TO BE DONE:
Copy out all the lines exactly. Omit pictures.

+++ INFORMATION SUPPLIED

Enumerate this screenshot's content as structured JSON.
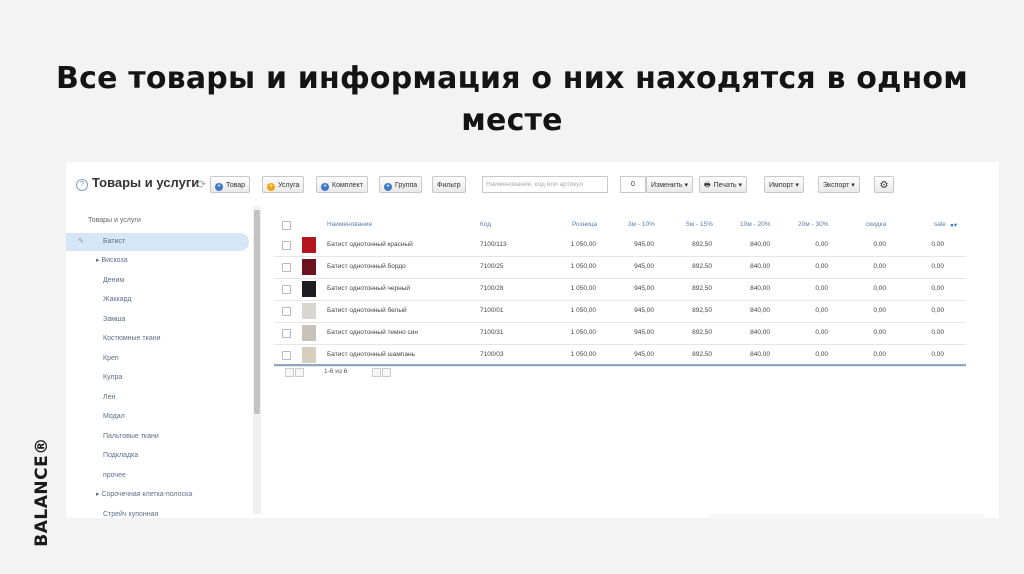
{
  "slide": {
    "title": "Все товары и информация о них находятся в одном месте",
    "brand": "BALANCE®"
  },
  "app": {
    "title": "Товары и услуги",
    "toolbar": {
      "btn_product": "Товар",
      "btn_service": "Услуга",
      "btn_kit": "Комплект",
      "btn_group": "Группа",
      "btn_filter": "Фильтр",
      "search_placeholder": "Наименование, код или артикул",
      "selected_count": "0",
      "btn_change": "Изменить ▾",
      "btn_print": "Печать ▾",
      "btn_import": "Импорт ▾",
      "btn_export": "Экспорт ▾"
    },
    "sidebar": {
      "root": "Товары и услуги",
      "items": [
        {
          "label": "Батист",
          "active": true
        },
        {
          "label": "▸ Вискоза"
        },
        {
          "label": "Деним"
        },
        {
          "label": "Жаккард"
        },
        {
          "label": "Замша"
        },
        {
          "label": "Костюмные ткани"
        },
        {
          "label": "Креп"
        },
        {
          "label": "Кулра"
        },
        {
          "label": "Лен"
        },
        {
          "label": "Модал"
        },
        {
          "label": "Пальтовые ткани"
        },
        {
          "label": "Подкладка"
        },
        {
          "label": "прочее"
        },
        {
          "label": "▸ Сорочечная клетка-полоска"
        },
        {
          "label": "Стрейч купонная"
        }
      ]
    },
    "grid": {
      "columns": [
        "Наименование",
        "Код",
        "Розница",
        "3м - 10%",
        "5м - 15%",
        "10м - 20%",
        "20м - 30%",
        "скидка",
        "sale"
      ],
      "rows": [
        {
          "thumb": "#b5161e",
          "name": "Батист однотонный красный",
          "code": "7100/113",
          "retail": "1 050,00",
          "p1": "945,00",
          "p2": "892,50",
          "p3": "840,00",
          "p4": "0,00",
          "disc": "0,00",
          "sale": "0,00"
        },
        {
          "thumb": "#6b1420",
          "name": "Батист однотонный бордо",
          "code": "7100/25",
          "retail": "1 050,00",
          "p1": "945,00",
          "p2": "892,50",
          "p3": "840,00",
          "p4": "0,00",
          "disc": "0,00",
          "sale": "0,00"
        },
        {
          "thumb": "#1d1d22",
          "name": "Батист однотонный черный",
          "code": "7100/28",
          "retail": "1 050,00",
          "p1": "945,00",
          "p2": "892,50",
          "p3": "840,00",
          "p4": "0,00",
          "disc": "0,00",
          "sale": "0,00"
        },
        {
          "thumb": "#d8d6d0",
          "name": "Батист однотонный белый",
          "code": "7100/01",
          "retail": "1 050,00",
          "p1": "945,00",
          "p2": "892,50",
          "p3": "840,00",
          "p4": "0,00",
          "disc": "0,00",
          "sale": "0,00"
        },
        {
          "thumb": "#c9c2b8",
          "name": "Батист однотонный темно син",
          "code": "7100/31",
          "retail": "1 050,00",
          "p1": "945,00",
          "p2": "892,50",
          "p3": "840,00",
          "p4": "0,00",
          "disc": "0,00",
          "sale": "0,00"
        },
        {
          "thumb": "#d6cdbd",
          "name": "Батист однотонный шампань",
          "code": "7100/03",
          "retail": "1 050,00",
          "p1": "945,00",
          "p2": "892,50",
          "p3": "840,00",
          "p4": "0,00",
          "disc": "0,00",
          "sale": "0,00"
        }
      ],
      "pager_text": "1-6 из 6"
    }
  }
}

++++++

RESULT FOR THIS TASK:
Enumerate this screenshot's content as structured JSON.
{
  "slide": {
    "title": "Все товары и информация о них находятся в одном месте",
    "brand": "BALANCE®"
  },
  "app": {
    "title": "Товары и услуги",
    "toolbar": {
      "btn_product": "Товар",
      "btn_service": "Услуга",
      "btn_kit": "Комплект",
      "btn_group": "Группа",
      "btn_filter": "Фильтр",
      "search_placeholder": "Наименование, код или артикул",
      "selected_count": "0",
      "btn_change": "Изменить ▾",
      "btn_print": "Печать ▾",
      "btn_import": "Импорт ▾",
      "btn_export": "Экспорт ▾"
    },
    "sidebar": {
      "root": "Товары и услуги",
      "items": [
        {
          "label": "Батист",
          "active": true
        },
        {
          "label": "▸ Вискоза"
        },
        {
          "label": "Деним"
        },
        {
          "label": "Жаккард"
        },
        {
          "label": "Замша"
        },
        {
          "label": "Костюмные ткани"
        },
        {
          "label": "Креп"
        },
        {
          "label": "Кулра"
        },
        {
          "label": "Лен"
        },
        {
          "label": "Модал"
        },
        {
          "label": "Пальтовые ткани"
        },
        {
          "label": "Подкладка"
        },
        {
          "label": "прочее"
        },
        {
          "label": "▸ Сорочечная клетка-полоска"
        },
        {
          "label": "Стрейч купонная"
        }
      ]
    },
    "grid": {
      "columns": [
        "Наименование",
        "Код",
        "Розница",
        "3м - 10%",
        "5м - 15%",
        "10м - 20%",
        "20м - 30%",
        "скидка",
        "sale"
      ],
      "rows": [
        {
          "thumb": "#b5161e",
          "name": "Батист однотонный красный",
          "code": "7100/113",
          "retail": "1 050,00",
          "p1": "945,00",
          "p2": "892,50",
          "p3": "840,00",
          "p4": "0,00",
          "disc": "0,00",
          "sale": "0,00"
        },
        {
          "thumb": "#6b1420",
          "name": "Батист однотонный бордо",
          "code": "7100/25",
          "retail": "1 050,00",
          "p1": "945,00",
          "p2": "892,50",
          "p3": "840,00",
          "p4": "0,00",
          "disc": "0,00",
          "sale": "0,00"
        },
        {
          "thumb": "#1d1d22",
          "name": "Батист однотонный черный",
          "code": "7100/28",
          "retail": "1 050,00",
          "p1": "945,00",
          "p2": "892,50",
          "p3": "840,00",
          "p4": "0,00",
          "disc": "0,00",
          "sale": "0,00"
        },
        {
          "thumb": "#d8d6d0",
          "name": "Батист однотонный белый",
          "code": "7100/01",
          "retail": "1 050,00",
          "p1": "945,00",
          "p2": "892,50",
          "p3": "840,00",
          "p4": "0,00",
          "disc": "0,00",
          "sale": "0,00"
        },
        {
          "thumb": "#c9c2b8",
          "name": "Батист однотонный темно син",
          "code": "7100/31",
          "retail": "1 050,00",
          "p1": "945,00",
          "p2": "892,50",
          "p3": "840,00",
          "p4": "0,00",
          "disc": "0,00",
          "sale": "0,00"
        },
        {
          "thumb": "#d6cdbd",
          "name": "Батист однотонный шампань",
          "code": "7100/03",
          "retail": "1 050,00",
          "p1": "945,00",
          "p2": "892,50",
          "p3": "840,00",
          "p4": "0,00",
          "disc": "0,00",
          "sale": "0,00"
        }
      ],
      "pager_text": "1-6 из 6"
    }
  }
}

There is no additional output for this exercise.